* **任务说明**:
从下方关于低聚半乳糖乳基基质热处理方法的权利要求节选的最后一句之后接着往下写。

* **选段**:
=-=-=-=-=

1.一种处理包含低聚半乳糖的乳基基质的方法，其中所述乳基基质包含具有转半乳糖基化活性的β-半乳糖苷酶，所述方法包括在90℃至130℃范围内的温度(T)下热处理所述乳基基质至少x秒的时间段的步骤，以获得经热处理的乳制品，

其中x通过x＝153,377,215,802.625e-^0.20378144T与温度T相关联；

其中在至少14天的时间段内低聚半乳糖的含量变化在0.4％(w/v)以内。

2.根据权利要求1所述的方法，其中所述方法在所述热处理步骤之前还包括用所述β-半乳糖苷酶对所述乳基基质进行原位酶处理的步骤，以获得所述包含低聚半乳糖的乳基基质。

3.根据权利要求1-2中任一项所述的方法，其中所述β-半乳糖苷酶具有高于100％的转半乳糖基化活性比率，诸如高于150％、175％或200％。

4.根据权利要求1-3中任一项所述的方法，其中所述β-半乳糖苷酶是源自双歧杆菌属的β-半乳糖苷酶。

5.根据权利要求1-4中任一项所述的方法，其中所述温度是在90℃至119℃范围内的温度，诸如在90℃至100℃范围内的温度。

6.根据权利要求1-5中任一项所述的方法，其中所述时间段在至少0.01秒至最多1300秒的范围内，诸如在至少0.1秒至最多1300秒的范围内，或诸如在至少1秒至最多1300秒的范围内。

7.根据权利要求1-6中任一项所述的方法，其中在至少3周、至少4周、至少5周、至少6周、至少8周、至少10周、至少12周或至少24周的时间段内，低聚半乳糖的含量变化在0.4％(w/v)以内。

8.根据权利要求1-7中任一项所述的方法，其中所述乳制品中的低聚半乳糖的量在0.5％至10％(w/v)以内，更优选的1％至8％(w/v)以内，更优选的1.5％至6％(w/v)以内，最优选的2％至5％(w/v)以内。

9.根据权利要求1-8中任一项所述的方法，其中所述乳制品基本上不具有残余的β-半乳糖苷酶多肽活性，诸如低于0.0213LAU/ml、诸如低于0.0192LAU/ml、诸如低于0.017LAU/ml、诸如低于0.0149LAU/ml、诸如低于0.0149LAU/ml、诸如低于0.0107LAU/ml、诸如低于0.0085LAU/ml、诸如低于0.0064LAU/ml、诸如低于0.0043LAU/ml，或更优选的诸如低于0.00213LAU/ml。

10.根据权利要求1-9中任一项所述的方法，其中经过至少14天所测量的低聚半乳糖的含量变化在0.25％(w/v)以内，更优选的在0.2％(w/v)以内，更优选的在0.1％(w/v)以内，最优选的在0.05％(w/v)以内。

11.根据权利要求1-10中任一项所述的方法，其中所述乳基基质包含至少1％(w/v)的量的乳糖，更优选的至少2％(w/v)的量的乳糖，最优选的至少4％(w/v)的量的乳糖以及最多15％(w/v)的量的乳糖。

=-=-=-=-=

[数据集条目]
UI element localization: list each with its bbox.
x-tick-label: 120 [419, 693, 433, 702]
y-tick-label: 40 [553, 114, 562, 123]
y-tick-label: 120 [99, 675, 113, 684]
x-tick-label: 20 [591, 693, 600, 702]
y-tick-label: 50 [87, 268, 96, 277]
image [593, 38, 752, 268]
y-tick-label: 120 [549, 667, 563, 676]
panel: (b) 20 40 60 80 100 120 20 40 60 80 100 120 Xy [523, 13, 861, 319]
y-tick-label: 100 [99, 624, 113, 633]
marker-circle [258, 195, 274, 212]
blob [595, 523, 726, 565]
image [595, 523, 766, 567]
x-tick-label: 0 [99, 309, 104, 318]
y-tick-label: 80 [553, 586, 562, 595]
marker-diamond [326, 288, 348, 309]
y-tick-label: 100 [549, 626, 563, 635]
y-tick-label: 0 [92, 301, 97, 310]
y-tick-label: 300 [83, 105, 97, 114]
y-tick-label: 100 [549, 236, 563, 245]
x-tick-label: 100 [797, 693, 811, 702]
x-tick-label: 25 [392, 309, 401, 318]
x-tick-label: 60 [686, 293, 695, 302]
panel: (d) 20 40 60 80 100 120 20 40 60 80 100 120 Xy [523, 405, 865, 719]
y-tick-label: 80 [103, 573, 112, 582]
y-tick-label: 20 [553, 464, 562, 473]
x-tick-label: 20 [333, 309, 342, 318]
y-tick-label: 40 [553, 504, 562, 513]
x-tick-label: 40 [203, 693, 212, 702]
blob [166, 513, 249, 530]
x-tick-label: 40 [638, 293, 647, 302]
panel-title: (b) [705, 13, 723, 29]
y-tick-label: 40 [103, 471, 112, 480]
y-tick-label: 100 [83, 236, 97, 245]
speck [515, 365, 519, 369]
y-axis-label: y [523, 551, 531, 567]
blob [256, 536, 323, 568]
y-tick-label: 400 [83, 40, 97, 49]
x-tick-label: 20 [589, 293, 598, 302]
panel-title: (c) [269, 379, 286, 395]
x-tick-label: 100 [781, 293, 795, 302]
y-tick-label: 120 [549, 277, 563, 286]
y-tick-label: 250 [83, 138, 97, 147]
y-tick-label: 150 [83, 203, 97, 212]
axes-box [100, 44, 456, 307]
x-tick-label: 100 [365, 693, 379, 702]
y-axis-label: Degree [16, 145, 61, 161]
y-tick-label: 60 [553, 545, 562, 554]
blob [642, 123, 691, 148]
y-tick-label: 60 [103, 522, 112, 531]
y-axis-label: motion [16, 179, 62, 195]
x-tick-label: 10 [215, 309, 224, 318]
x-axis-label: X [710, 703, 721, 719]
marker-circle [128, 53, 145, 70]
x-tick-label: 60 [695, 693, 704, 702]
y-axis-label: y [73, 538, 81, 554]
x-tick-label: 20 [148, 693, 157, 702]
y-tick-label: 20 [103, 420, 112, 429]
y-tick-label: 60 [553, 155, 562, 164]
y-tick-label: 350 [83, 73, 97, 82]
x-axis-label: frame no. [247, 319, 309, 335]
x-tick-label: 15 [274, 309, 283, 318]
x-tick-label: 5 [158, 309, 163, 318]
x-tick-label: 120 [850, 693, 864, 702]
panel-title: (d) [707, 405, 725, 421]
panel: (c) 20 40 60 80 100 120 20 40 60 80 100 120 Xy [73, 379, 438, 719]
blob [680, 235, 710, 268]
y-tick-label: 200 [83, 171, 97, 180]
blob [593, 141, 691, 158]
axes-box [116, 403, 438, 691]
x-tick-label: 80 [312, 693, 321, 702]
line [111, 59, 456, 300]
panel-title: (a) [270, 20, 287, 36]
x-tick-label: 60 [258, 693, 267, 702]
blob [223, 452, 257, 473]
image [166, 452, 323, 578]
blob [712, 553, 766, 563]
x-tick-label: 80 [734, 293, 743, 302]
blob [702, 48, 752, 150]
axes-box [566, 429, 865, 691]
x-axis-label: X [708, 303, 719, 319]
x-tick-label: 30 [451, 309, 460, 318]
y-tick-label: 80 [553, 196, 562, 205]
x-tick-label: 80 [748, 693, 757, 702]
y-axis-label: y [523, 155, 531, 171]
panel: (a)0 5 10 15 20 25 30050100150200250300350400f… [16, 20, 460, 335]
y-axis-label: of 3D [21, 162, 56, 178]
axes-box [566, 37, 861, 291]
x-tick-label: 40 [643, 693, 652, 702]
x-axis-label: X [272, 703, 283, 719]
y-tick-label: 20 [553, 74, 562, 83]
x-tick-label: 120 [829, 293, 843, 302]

=-=-=-=-=

* **作答区**:
12.根据权利要求1-11中任一项所述的方法，其中所述源自双歧杆菌属的β-半乳糖苷酶是源自两岐双岐杆菌的β-半乳糖苷酶。

13.根据权利要求1-12中任一项所述的方法，其中所述源自双歧杆菌属的β-半乳糖苷酶是多肽，所述多肽包含与选自SEQ ID NO：1、SEQ ID NO：2和SEQ ID NO：3的氨基酸序列具有至少90％序列同一性的氨基酸序列；和/或其中所述源自双歧杆菌属的β-半乳糖苷酶是多肽，所述多肽具有选自SEQ ID NO：1、SEQ ID NO：2和SEQ ID NO：3的氨基酸序列；和/或其中所述源自双歧杆菌属的β-半乳糖苷酶是多肽，所述多肽包含选自SEQ ID NO：1、SEQ IDNO：2和SEQ ID NO：3的多肽中的任一种；和/或其中所述源自双歧杆菌属的β-半乳糖苷酶是选自SEQ ID NO：1、SEQ ID NO：2和SEQ ID NO：3的多肽中的任一种的截短片段，并且具有850个氨基酸残基的最小长度。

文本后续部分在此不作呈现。